● TASK DETAILS: Return all lines that include the string "بالرياض".

* * * * * * * * *

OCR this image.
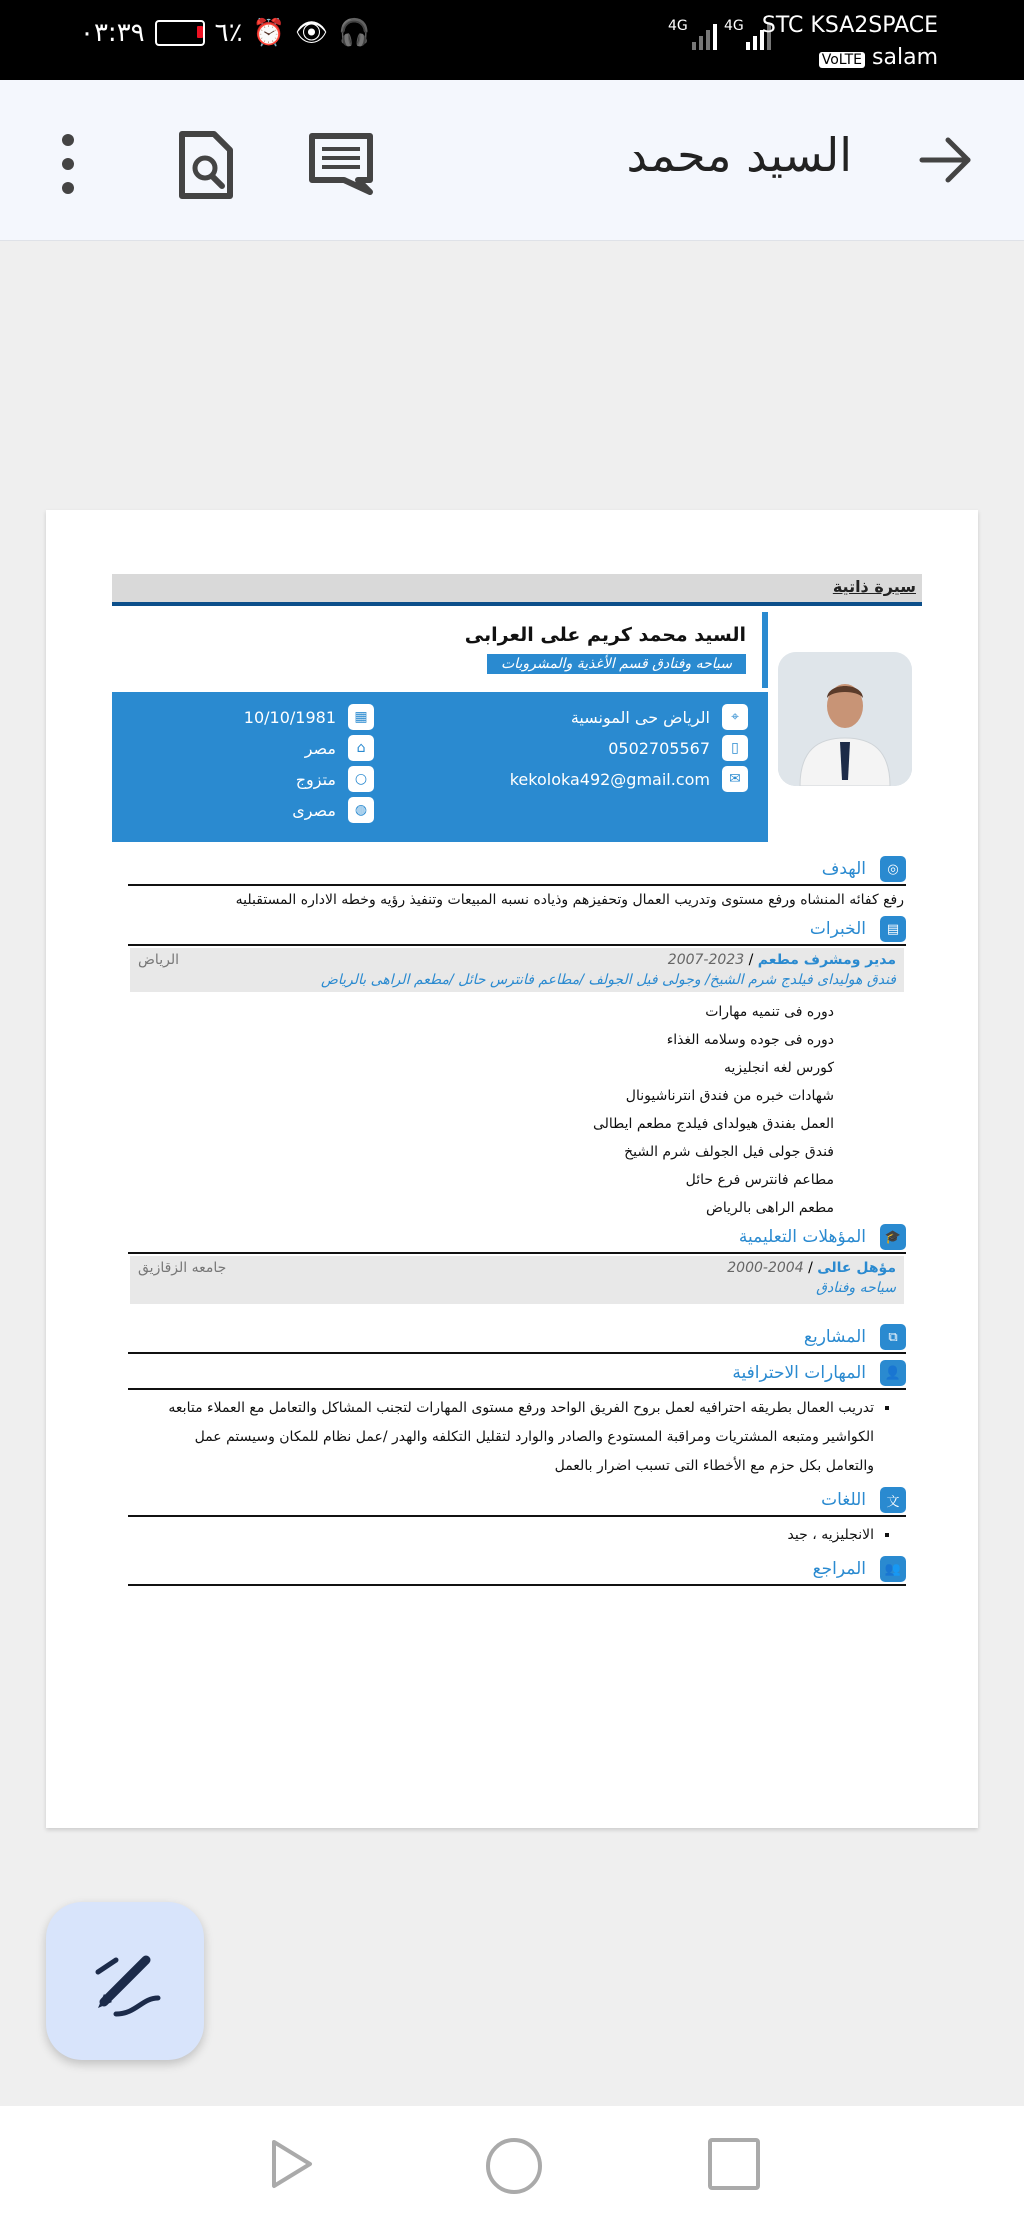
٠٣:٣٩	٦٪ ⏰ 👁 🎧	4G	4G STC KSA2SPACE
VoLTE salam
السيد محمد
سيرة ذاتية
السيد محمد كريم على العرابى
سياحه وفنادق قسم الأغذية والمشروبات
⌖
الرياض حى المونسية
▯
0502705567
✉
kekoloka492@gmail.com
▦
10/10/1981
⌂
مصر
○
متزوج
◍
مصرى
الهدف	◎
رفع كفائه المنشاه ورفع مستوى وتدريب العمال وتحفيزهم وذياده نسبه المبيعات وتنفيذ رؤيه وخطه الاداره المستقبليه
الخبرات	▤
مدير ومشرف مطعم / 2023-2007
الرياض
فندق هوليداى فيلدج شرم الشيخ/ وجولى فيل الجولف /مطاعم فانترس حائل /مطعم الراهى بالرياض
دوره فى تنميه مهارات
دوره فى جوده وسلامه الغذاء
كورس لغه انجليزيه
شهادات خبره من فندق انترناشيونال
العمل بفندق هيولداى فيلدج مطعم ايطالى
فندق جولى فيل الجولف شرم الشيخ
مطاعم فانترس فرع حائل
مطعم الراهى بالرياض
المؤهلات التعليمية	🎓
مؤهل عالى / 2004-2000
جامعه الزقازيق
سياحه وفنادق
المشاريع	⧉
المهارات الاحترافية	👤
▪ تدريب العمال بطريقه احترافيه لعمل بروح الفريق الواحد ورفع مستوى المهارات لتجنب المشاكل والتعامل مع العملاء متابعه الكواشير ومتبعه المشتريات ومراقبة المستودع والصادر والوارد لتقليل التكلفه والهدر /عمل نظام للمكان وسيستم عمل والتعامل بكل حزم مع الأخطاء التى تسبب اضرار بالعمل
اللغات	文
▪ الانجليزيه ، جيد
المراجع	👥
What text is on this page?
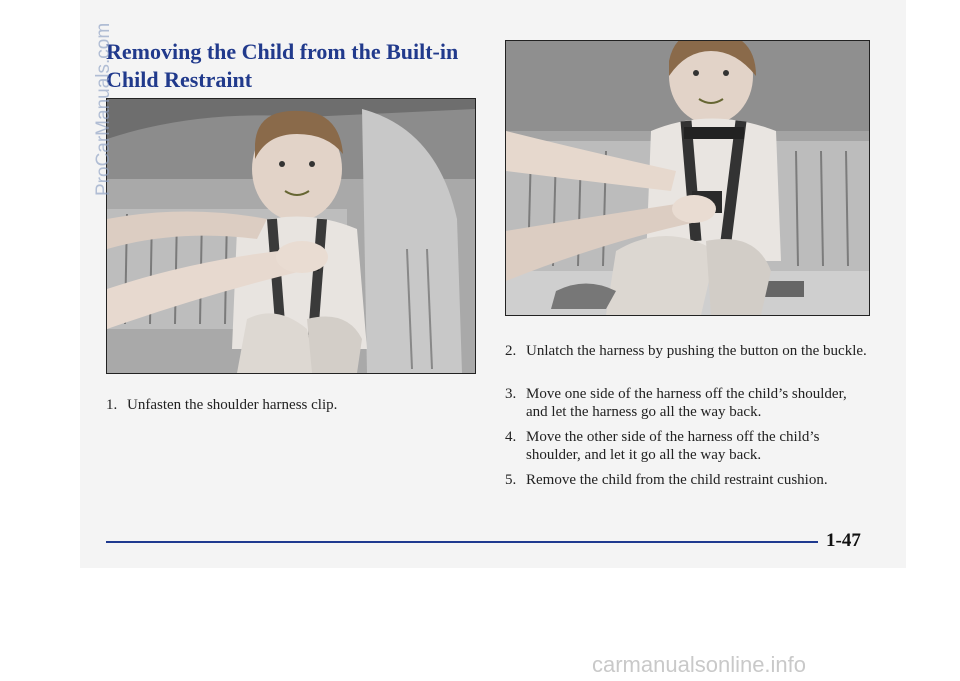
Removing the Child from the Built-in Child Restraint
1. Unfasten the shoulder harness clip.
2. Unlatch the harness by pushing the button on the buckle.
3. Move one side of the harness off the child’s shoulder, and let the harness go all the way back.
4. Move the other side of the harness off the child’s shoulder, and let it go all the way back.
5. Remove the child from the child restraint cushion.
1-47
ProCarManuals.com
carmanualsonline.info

* * * * * * * * *

● EXPECTED OUTPUT:
فندق هوليداى فيلدج شرم الشيخ/ وجولى فيل الجولف /مطاعم فانترس حائل /مطعم الراهى بالرياض
مطعم الراهى بالرياض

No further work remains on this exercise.